Return only the line that contains "Transcribe this image's" and each line after it, through the last line of the data below, copied exactly.

Stored entries:
------------------------------

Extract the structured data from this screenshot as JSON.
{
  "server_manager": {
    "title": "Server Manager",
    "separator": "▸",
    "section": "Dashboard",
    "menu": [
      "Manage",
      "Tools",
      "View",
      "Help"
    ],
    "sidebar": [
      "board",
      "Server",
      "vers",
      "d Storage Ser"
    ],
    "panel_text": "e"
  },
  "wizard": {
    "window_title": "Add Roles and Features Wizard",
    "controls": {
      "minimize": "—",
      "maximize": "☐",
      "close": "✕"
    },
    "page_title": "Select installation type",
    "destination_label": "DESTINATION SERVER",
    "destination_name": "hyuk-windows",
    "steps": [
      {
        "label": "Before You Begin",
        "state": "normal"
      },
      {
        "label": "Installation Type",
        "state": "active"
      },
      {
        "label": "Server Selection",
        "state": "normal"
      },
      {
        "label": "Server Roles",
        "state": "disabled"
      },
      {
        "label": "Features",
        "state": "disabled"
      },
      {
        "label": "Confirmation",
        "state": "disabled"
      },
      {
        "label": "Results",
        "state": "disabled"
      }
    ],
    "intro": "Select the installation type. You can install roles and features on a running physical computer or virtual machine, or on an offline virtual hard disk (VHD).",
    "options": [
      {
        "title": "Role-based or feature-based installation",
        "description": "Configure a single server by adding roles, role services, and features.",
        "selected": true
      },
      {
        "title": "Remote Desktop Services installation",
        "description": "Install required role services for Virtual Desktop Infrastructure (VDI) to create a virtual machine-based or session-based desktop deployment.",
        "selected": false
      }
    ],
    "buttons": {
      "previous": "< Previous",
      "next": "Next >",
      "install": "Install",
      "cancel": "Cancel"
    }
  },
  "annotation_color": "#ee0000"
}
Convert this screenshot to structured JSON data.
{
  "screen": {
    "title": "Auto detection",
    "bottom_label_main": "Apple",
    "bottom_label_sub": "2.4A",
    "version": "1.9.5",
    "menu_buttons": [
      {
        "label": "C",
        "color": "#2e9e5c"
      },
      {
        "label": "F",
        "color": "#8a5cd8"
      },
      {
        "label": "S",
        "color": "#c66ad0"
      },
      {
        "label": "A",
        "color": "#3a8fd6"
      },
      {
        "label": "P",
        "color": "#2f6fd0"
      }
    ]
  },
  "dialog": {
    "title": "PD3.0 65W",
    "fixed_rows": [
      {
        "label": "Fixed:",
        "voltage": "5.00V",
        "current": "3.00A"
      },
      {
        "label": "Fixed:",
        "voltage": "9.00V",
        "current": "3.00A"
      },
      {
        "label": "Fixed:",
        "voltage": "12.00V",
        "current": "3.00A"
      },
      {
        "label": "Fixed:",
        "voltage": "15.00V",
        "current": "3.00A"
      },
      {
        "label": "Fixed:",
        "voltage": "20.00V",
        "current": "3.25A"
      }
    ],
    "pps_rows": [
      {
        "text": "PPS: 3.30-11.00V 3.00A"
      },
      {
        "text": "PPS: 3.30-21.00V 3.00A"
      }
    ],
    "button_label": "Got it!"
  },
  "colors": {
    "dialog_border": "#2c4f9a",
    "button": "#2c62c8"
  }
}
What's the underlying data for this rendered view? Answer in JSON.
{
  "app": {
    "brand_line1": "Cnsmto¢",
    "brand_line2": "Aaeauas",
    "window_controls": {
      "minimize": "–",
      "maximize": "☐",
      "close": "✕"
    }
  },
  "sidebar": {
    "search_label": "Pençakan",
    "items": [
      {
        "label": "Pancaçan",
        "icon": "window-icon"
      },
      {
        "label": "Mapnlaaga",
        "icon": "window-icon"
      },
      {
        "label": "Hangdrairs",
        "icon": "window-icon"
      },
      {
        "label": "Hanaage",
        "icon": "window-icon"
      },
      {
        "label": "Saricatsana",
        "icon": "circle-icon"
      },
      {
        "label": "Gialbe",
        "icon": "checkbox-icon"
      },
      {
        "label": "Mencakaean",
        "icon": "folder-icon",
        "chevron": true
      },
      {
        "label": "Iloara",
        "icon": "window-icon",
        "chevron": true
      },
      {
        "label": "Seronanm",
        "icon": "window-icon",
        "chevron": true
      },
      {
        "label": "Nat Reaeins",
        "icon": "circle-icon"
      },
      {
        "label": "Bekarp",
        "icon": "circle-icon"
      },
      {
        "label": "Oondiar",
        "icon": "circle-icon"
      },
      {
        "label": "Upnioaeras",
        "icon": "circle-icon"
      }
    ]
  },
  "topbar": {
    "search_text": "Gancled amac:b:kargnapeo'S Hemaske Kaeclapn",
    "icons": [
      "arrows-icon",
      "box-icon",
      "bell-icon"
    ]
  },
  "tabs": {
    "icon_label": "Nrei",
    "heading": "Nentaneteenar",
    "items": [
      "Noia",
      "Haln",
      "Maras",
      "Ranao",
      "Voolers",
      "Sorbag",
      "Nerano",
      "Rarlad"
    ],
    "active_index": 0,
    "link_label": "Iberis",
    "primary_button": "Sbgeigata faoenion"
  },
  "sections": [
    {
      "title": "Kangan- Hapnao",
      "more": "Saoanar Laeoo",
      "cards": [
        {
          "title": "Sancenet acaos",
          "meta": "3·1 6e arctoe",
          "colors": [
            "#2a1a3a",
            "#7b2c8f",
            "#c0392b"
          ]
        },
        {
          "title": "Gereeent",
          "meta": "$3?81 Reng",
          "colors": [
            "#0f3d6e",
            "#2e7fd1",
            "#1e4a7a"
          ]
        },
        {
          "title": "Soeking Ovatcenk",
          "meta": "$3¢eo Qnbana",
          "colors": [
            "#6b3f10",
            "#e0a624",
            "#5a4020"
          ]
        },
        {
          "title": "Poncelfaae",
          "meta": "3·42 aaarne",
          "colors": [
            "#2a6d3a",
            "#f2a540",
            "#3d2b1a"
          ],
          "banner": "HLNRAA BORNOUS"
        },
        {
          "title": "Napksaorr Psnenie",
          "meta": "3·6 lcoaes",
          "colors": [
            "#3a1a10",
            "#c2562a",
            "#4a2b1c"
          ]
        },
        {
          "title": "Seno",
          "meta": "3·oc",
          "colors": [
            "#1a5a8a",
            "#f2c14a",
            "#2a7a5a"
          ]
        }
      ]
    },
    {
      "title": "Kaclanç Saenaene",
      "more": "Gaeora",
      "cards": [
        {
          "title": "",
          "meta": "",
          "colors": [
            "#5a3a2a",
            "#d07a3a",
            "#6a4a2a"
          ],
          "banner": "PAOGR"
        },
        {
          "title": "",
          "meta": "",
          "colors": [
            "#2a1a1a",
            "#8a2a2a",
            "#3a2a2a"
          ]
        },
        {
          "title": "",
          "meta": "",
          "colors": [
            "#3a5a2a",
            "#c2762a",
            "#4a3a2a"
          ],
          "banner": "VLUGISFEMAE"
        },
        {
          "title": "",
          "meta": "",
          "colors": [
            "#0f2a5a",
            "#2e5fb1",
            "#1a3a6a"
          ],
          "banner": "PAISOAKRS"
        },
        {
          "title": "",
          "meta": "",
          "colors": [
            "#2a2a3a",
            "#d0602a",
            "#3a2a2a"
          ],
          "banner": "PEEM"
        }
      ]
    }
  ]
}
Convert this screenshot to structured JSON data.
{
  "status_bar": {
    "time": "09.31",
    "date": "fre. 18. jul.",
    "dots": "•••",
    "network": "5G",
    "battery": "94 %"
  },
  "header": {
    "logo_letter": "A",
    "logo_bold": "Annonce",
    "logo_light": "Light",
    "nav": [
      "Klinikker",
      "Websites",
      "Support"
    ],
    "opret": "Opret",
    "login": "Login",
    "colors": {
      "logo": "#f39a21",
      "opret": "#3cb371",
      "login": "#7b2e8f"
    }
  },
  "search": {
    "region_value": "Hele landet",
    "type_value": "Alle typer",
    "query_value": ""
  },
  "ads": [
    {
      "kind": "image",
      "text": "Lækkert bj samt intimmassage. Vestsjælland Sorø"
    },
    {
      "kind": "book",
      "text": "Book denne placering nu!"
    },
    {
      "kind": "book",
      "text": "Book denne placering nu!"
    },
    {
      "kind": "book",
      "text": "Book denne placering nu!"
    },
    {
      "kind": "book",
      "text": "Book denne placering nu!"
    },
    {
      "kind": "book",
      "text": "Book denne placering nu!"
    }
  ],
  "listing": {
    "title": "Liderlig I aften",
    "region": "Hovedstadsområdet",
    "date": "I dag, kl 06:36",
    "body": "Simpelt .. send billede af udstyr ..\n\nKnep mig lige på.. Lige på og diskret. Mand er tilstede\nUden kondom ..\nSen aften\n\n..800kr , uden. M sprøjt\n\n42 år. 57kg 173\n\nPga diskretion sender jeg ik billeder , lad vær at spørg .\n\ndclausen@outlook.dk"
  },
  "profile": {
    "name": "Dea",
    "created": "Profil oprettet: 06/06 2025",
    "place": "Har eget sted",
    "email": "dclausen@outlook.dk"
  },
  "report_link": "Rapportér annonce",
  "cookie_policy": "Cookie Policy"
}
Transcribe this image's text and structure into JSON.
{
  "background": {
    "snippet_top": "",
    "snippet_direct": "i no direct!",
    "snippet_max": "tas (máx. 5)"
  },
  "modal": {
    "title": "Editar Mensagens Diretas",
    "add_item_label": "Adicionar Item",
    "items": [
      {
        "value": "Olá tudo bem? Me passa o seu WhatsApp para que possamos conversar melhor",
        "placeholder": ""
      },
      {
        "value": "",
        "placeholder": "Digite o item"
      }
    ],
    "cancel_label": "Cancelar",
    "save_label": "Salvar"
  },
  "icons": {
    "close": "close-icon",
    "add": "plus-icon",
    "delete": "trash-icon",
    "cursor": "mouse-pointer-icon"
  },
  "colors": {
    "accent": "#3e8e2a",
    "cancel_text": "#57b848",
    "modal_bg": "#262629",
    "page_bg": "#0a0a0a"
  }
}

------------------------------

Task response:
Transcribe this image's text and structure into JSON.
{
  "background": {
    "snippet_top": "",
    "snippet_direct": "i no direct!",
    "snippet_max": "tas (máx. 5)"
  },
  "modal": {
    "title": "Editar Mensagens Diretas",
    "add_item_label": "Adicionar Item",
    "items": [
      {
        "value": "Olá tudo bem? Me passa o seu WhatsApp para que possamos conversar melhor",
        "placeholder": ""
      },
      {
        "value": "",
        "placeholder": "Digite o item"
      }
    ],
    "cancel_label": "Cancelar",
    "save_label": "Salvar"
  },
  "icons": {
    "close": "close-icon",
    "add": "plus-icon",
    "delete": "trash-icon",
    "cursor": "mouse-pointer-icon"
  },
  "colors": {
    "accent": "#3e8e2a",
    "cancel_text": "#57b848",
    "modal_bg": "#262629",
    "page_bg": "#0a0a0a"
  }
}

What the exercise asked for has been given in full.